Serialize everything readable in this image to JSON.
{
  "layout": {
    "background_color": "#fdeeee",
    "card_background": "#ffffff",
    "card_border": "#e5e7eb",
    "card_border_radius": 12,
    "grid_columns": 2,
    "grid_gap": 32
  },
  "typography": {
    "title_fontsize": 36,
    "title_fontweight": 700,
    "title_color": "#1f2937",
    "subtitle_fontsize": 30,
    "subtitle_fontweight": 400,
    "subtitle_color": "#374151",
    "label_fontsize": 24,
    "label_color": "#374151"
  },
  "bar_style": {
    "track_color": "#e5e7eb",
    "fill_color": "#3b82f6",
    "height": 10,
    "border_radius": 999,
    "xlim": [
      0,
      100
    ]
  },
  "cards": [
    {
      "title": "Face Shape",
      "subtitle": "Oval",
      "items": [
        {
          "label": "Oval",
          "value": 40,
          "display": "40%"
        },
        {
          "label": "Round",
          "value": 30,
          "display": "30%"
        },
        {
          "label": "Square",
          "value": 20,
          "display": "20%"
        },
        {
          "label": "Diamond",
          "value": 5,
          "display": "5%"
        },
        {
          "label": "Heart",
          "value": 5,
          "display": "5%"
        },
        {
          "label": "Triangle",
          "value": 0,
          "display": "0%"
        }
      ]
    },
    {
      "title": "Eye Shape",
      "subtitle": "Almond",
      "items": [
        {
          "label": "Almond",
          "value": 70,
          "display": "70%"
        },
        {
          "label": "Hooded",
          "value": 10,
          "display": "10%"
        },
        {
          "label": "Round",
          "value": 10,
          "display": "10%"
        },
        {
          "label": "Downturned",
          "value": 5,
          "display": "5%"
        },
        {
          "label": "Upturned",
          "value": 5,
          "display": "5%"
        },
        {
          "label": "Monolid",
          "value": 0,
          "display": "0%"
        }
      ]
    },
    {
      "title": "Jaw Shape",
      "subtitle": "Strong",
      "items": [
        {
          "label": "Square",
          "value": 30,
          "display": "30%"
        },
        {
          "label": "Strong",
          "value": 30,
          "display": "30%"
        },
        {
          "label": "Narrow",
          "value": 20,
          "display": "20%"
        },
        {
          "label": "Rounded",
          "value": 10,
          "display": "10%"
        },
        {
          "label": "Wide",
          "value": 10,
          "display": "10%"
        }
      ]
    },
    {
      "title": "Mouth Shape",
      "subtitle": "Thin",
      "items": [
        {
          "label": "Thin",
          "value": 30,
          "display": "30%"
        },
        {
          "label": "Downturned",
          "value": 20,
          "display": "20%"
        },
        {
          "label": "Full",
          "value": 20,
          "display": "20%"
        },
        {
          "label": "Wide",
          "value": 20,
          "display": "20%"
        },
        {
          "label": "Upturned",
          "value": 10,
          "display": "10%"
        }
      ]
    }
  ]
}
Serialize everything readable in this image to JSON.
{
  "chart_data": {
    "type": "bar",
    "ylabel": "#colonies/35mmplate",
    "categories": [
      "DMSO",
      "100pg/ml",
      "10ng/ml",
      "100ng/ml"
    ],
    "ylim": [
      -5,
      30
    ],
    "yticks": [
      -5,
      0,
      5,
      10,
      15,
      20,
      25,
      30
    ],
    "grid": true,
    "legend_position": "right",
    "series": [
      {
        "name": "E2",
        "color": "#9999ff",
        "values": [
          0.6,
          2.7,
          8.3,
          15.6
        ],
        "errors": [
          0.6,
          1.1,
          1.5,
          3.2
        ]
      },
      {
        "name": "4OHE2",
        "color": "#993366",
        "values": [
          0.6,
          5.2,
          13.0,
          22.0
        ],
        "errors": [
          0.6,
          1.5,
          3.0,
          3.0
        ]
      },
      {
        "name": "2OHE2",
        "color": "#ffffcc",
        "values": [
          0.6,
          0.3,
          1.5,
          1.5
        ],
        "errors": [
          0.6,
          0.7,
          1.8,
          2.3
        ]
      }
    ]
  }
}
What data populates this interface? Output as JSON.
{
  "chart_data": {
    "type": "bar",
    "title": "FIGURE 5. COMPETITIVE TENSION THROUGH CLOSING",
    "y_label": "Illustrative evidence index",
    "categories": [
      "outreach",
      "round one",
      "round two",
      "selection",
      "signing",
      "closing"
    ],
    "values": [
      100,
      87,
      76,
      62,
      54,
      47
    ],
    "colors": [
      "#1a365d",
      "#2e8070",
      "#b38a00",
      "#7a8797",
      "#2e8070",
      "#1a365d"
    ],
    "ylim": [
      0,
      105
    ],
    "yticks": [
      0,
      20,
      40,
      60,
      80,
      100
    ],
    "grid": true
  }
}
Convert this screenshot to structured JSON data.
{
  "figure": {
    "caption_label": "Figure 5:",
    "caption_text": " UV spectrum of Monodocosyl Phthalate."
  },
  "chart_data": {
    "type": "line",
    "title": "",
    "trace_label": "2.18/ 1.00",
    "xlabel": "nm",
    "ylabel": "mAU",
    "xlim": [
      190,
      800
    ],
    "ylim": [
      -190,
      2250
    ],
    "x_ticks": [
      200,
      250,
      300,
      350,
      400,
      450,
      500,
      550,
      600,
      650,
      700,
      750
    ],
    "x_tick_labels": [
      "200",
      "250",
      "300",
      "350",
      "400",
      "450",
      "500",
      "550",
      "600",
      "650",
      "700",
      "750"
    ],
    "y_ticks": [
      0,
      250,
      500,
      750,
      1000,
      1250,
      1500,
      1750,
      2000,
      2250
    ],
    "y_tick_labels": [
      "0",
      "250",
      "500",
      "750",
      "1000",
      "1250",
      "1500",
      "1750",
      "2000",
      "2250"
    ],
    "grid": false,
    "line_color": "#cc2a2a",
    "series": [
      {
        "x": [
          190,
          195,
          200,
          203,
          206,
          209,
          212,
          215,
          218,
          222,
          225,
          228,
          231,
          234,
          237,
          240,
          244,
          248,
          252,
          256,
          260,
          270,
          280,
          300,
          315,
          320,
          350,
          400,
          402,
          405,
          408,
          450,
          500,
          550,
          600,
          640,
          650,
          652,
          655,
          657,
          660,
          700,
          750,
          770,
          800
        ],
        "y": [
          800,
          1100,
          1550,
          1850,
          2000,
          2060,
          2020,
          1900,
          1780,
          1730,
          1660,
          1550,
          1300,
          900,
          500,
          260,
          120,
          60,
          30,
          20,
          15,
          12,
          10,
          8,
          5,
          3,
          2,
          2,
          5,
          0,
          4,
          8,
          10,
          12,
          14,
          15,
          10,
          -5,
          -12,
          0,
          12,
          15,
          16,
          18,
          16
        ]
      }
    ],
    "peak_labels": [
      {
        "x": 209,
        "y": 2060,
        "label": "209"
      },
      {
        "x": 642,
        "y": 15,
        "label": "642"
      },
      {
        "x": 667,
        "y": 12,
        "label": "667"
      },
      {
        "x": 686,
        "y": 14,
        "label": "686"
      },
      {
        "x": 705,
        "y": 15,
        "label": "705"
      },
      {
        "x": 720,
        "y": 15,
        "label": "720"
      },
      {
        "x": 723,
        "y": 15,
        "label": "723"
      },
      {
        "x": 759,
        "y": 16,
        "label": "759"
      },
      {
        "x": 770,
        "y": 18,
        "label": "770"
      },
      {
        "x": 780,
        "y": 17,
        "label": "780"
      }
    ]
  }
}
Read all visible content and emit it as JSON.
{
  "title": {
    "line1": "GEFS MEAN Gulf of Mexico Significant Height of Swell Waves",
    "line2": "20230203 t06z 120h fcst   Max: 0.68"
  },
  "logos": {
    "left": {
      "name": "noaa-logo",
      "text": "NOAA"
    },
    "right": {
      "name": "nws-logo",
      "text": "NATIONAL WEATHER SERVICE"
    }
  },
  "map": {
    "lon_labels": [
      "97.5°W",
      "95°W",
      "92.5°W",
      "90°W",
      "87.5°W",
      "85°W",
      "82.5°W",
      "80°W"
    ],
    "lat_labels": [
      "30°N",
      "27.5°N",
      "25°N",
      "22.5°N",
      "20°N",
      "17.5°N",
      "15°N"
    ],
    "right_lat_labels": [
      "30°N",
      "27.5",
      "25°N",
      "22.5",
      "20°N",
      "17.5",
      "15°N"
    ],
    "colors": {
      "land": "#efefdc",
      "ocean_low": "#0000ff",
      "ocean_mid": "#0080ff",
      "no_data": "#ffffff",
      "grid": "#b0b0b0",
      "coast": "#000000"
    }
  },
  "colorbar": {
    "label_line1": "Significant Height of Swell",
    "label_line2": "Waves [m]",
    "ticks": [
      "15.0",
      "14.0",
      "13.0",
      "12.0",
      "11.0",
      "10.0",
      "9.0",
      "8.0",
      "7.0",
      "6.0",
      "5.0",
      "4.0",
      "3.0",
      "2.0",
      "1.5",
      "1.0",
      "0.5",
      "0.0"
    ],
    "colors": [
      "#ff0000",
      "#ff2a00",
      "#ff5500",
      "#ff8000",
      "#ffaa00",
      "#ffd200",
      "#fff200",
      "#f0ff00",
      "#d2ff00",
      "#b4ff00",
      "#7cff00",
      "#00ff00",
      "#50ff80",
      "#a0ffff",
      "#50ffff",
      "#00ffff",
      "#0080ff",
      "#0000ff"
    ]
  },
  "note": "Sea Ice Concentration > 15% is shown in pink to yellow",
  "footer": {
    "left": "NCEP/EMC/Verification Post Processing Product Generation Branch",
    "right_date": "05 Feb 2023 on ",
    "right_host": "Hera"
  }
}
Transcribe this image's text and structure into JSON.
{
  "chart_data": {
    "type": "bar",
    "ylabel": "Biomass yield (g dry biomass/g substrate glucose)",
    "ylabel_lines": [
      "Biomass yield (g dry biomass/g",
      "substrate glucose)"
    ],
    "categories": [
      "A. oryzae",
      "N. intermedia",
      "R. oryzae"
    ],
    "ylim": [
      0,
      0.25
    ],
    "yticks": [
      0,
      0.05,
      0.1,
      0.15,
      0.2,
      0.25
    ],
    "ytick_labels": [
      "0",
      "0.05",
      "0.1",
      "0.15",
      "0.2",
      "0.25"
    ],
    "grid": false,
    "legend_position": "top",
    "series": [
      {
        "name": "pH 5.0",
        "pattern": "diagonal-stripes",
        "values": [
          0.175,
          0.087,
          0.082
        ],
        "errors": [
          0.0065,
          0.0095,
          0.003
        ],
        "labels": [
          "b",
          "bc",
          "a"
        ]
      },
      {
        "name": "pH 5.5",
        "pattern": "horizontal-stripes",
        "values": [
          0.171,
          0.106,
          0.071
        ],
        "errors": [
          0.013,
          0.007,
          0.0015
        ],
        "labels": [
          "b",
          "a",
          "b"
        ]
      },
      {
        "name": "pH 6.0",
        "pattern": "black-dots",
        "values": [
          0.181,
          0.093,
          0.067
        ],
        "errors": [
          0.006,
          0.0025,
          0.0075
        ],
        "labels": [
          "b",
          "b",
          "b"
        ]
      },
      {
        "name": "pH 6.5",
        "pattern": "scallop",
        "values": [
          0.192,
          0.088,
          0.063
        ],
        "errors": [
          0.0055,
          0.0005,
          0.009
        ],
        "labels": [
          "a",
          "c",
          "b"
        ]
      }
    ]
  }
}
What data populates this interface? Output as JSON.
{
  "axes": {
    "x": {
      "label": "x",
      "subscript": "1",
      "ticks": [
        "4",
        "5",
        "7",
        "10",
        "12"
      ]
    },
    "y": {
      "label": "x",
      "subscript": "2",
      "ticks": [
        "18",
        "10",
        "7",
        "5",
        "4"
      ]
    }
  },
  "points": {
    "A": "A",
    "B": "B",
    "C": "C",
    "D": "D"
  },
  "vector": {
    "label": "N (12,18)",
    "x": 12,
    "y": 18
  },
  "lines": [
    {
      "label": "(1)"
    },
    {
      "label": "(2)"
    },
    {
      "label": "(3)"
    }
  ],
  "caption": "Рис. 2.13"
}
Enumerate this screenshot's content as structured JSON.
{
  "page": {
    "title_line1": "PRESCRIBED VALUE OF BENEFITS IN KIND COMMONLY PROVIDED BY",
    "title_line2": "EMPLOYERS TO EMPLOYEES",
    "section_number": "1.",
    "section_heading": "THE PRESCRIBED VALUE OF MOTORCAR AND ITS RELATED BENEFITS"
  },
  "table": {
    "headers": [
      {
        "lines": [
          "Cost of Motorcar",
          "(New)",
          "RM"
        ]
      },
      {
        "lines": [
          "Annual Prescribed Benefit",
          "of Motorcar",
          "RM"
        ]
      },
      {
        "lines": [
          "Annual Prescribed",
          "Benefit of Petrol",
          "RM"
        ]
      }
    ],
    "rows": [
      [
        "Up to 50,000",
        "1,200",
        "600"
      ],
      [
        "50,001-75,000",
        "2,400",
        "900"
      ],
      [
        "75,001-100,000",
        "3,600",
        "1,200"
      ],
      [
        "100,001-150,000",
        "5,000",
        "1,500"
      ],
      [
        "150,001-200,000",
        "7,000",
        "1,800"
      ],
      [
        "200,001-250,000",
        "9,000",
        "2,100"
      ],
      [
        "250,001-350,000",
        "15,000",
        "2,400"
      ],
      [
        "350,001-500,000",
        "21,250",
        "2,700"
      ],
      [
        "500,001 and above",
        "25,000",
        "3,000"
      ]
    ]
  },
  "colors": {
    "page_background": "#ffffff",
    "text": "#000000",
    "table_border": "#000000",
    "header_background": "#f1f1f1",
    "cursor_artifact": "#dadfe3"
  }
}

■ ■ ■

(Your goal) Gather up the lines containing the word "glucose" from these records and copy them.

(Result)
    "ylabel": "Biomass yield (g dry biomass/g substrate glucose)",
      "substrate glucose)"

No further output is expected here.